> [Required work] Reproduce every entry that follows word for word, but omit the images.

> [Stored data]
>> start
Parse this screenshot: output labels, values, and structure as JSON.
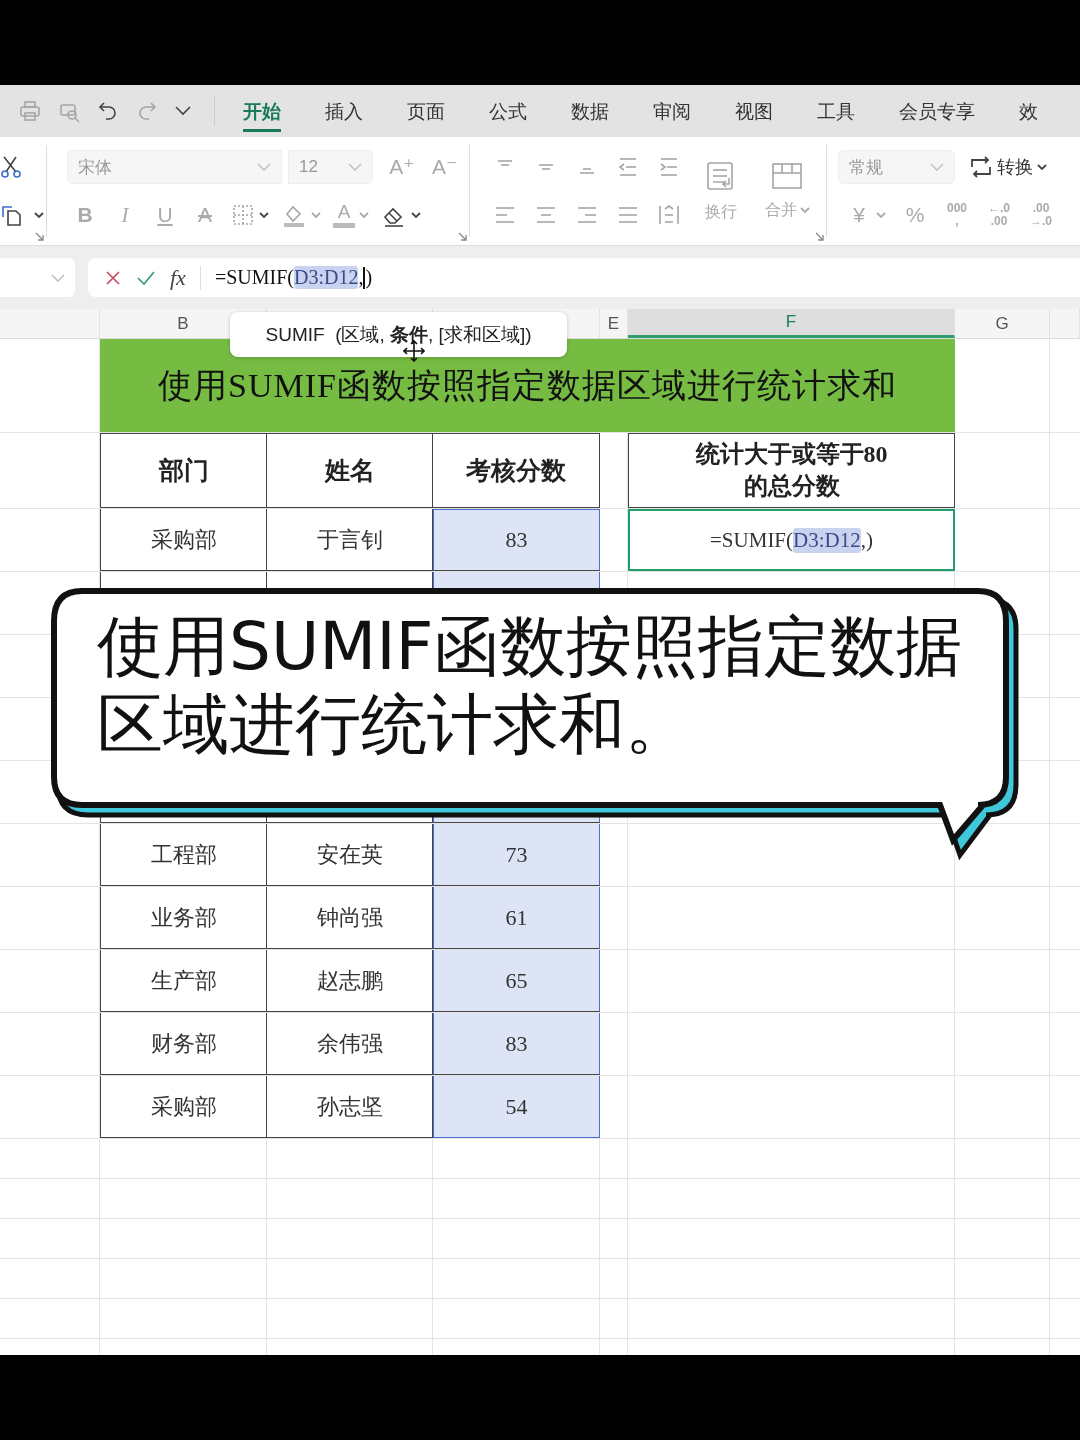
{
  "tabs": [
    {
      "label": "开始",
      "selected": true
    },
    {
      "label": "插入",
      "selected": false
    },
    {
      "label": "页面",
      "selected": false
    },
    {
      "label": "公式",
      "selected": false
    },
    {
      "label": "数据",
      "selected": false
    },
    {
      "label": "审阅",
      "selected": false
    },
    {
      "label": "视图",
      "selected": false
    },
    {
      "label": "工具",
      "selected": false
    },
    {
      "label": "会员专享",
      "selected": false
    },
    {
      "label": "效",
      "selected": false
    }
  ],
  "ribbon": {
    "font_name": "宋体",
    "font_size": "12",
    "font_size_buttons": [
      "A⁺",
      "A⁻"
    ],
    "style_buttons": [
      {
        "label": "B",
        "kind": "bold"
      },
      {
        "label": "I",
        "kind": "italic"
      },
      {
        "label": "U",
        "kind": "underline"
      },
      {
        "label": "A",
        "kind": "strike"
      }
    ],
    "font_color_label": "A",
    "wrap_label": "换行",
    "merge_label": "合并",
    "number_format": "常规",
    "convert_label": "转换",
    "currency": "¥",
    "percent": "%",
    "thousands": "000\n,",
    "decimals": [
      "←.0\n.00",
      ".00\n→.0"
    ]
  },
  "formula_bar": {
    "fx": "fx",
    "before": "=SUMIF(",
    "range": "D3:D12",
    "after": ",",
    "tail": ")"
  },
  "tooltip": "SUMIF  (区域, **条件**, [求和区域])",
  "column_headers": [
    {
      "label": "B",
      "selected": false
    },
    {
      "label": "E",
      "selected": false
    },
    {
      "label": "F",
      "selected": true
    },
    {
      "label": "G",
      "selected": false
    }
  ],
  "sheet": {
    "title": "使用SUMIF函数按照指定数据区域进行统计求和",
    "headers": [
      "部门",
      "姓名",
      "考核分数"
    ],
    "stat_header": "统计大于或等于80\n的总分数",
    "stat_formula": {
      "before": "=SUMIF(",
      "range": "D3:D12",
      "after": ",)"
    },
    "rows_top": [
      {
        "dept": "采购部",
        "name": "于言钊",
        "score": "83"
      }
    ],
    "rows_bottom": [
      {
        "dept": "工程部",
        "name": "安在英",
        "score": "73"
      },
      {
        "dept": "业务部",
        "name": "钟尚强",
        "score": "61"
      },
      {
        "dept": "生产部",
        "name": "赵志鹏",
        "score": "65"
      },
      {
        "dept": "财务部",
        "name": "余伟强",
        "score": "83"
      },
      {
        "dept": "采购部",
        "name": "孙志坚",
        "score": "54"
      }
    ]
  },
  "bubble_text": "使用SUMIF函数按照指定数据区域进行统计求和。"
}
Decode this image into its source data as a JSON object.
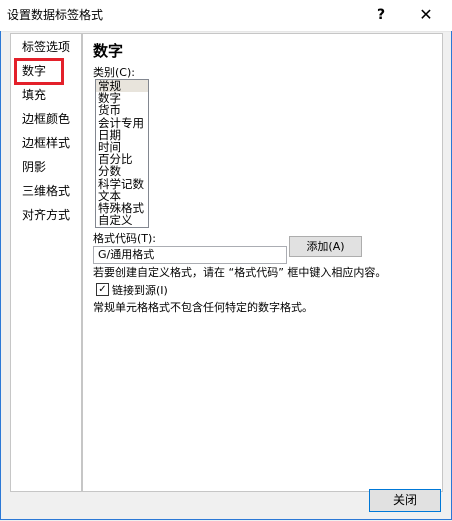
{
  "window": {
    "title": "设置数据标签格式",
    "help_label": "?",
    "close_label": "✕"
  },
  "sidebar": {
    "items": [
      {
        "label": "标签选项"
      },
      {
        "label": "数字"
      },
      {
        "label": "填充"
      },
      {
        "label": "边框颜色"
      },
      {
        "label": "边框样式"
      },
      {
        "label": "阴影"
      },
      {
        "label": "三维格式"
      },
      {
        "label": "对齐方式"
      }
    ],
    "highlight_color": "#e3202a"
  },
  "main": {
    "heading": "数字",
    "category_label": "类别(C):",
    "categories": [
      "常规",
      "数字",
      "货币",
      "会计专用",
      "日期",
      "时间",
      "百分比",
      "分数",
      "科学记数",
      "文本",
      "特殊格式",
      "自定义"
    ],
    "selected_category": "常规",
    "format_code_label": "格式代码(T):",
    "format_code_value": "G/通用格式",
    "add_button": "添加(A)",
    "hint": "若要创建自定义格式，请在 “格式代码” 框中键入相应内容。",
    "link_checkbox_label": "链接到源(I)",
    "link_checked": true,
    "description": "常规单元格格式不包含任何特定的数字格式。"
  },
  "footer": {
    "close_button": "关闭"
  }
}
>> end
> [Task response]
Parse this screenshot: output labels, values, and structure as JSON.
{
  "tabs": [
    {
      "label": "开始",
      "selected": true
    },
    {
      "label": "插入",
      "selected": false
    },
    {
      "label": "页面",
      "selected": false
    },
    {
      "label": "公式",
      "selected": false
    },
    {
      "label": "数据",
      "selected": false
    },
    {
      "label": "审阅",
      "selected": false
    },
    {
      "label": "视图",
      "selected": false
    },
    {
      "label": "工具",
      "selected": false
    },
    {
      "label": "会员专享",
      "selected": false
    },
    {
      "label": "效",
      "selected": false
    }
  ],
  "ribbon": {
    "font_name": "宋体",
    "font_size": "12",
    "font_size_buttons": [
      "A⁺",
      "A⁻"
    ],
    "style_buttons": [
      {
        "label": "B",
        "kind": "bold"
      },
      {
        "label": "I",
        "kind": "italic"
      },
      {
        "label": "U",
        "kind": "underline"
      },
      {
        "label": "A",
        "kind": "strike"
      }
    ],
    "font_color_label": "A",
    "wrap_label": "换行",
    "merge_label": "合并",
    "number_format": "常规",
    "convert_label": "转换",
    "currency": "¥",
    "percent": "%",
    "thousands": "000\n,",
    "decimals": [
      "←.0\n.00",
      ".00\n→.0"
    ]
  },
  "formula_bar": {
    "fx": "fx",
    "before": "=SUMIF(",
    "range": "D3:D12",
    "after": ",",
    "tail": ")"
  },
  "tooltip": "SUMIF  (区域, **条件**, [求和区域])",
  "column_headers": [
    {
      "label": "B",
      "selected": false
    },
    {
      "label": "E",
      "selected": false
    },
    {
      "label": "F",
      "selected": true
    },
    {
      "label": "G",
      "selected": false
    }
  ],
  "sheet": {
    "title": "使用SUMIF函数按照指定数据区域进行统计求和",
    "headers": [
      "部门",
      "姓名",
      "考核分数"
    ],
    "stat_header": "统计大于或等于80\n的总分数",
    "stat_formula": {
      "before": "=SUMIF(",
      "range": "D3:D12",
      "after": ",)"
    },
    "rows_top": [
      {
        "dept": "采购部",
        "name": "于言钊",
        "score": "83"
      }
    ],
    "rows_bottom": [
      {
        "dept": "工程部",
        "name": "安在英",
        "score": "73"
      },
      {
        "dept": "业务部",
        "name": "钟尚强",
        "score": "61"
      },
      {
        "dept": "生产部",
        "name": "赵志鹏",
        "score": "65"
      },
      {
        "dept": "财务部",
        "name": "余伟强",
        "score": "83"
      },
      {
        "dept": "采购部",
        "name": "孙志坚",
        "score": "54"
      }
    ]
  },
  "bubble_text": "使用SUMIF函数按照指定数据区域进行统计求和。"
}
Decode this image into its source data as a JSON object.
{
  "window": {
    "title": "设置数据标签格式",
    "help_label": "?",
    "close_label": "✕"
  },
  "sidebar": {
    "items": [
      {
        "label": "标签选项"
      },
      {
        "label": "数字"
      },
      {
        "label": "填充"
      },
      {
        "label": "边框颜色"
      },
      {
        "label": "边框样式"
      },
      {
        "label": "阴影"
      },
      {
        "label": "三维格式"
      },
      {
        "label": "对齐方式"
      }
    ],
    "highlight_color": "#e3202a"
  },
  "main": {
    "heading": "数字",
    "category_label": "类别(C):",
    "categories": [
      "常规",
      "数字",
      "货币",
      "会计专用",
      "日期",
      "时间",
      "百分比",
      "分数",
      "科学记数",
      "文本",
      "特殊格式",
      "自定义"
    ],
    "selected_category": "常规",
    "format_code_label": "格式代码(T):",
    "format_code_value": "G/通用格式",
    "add_button": "添加(A)",
    "hint": "若要创建自定义格式，请在 “格式代码” 框中键入相应内容。",
    "link_checkbox_label": "链接到源(I)",
    "link_checked": true,
    "description": "常规单元格格式不包含任何特定的数字格式。"
  },
  "footer": {
    "close_button": "关闭"
  }
}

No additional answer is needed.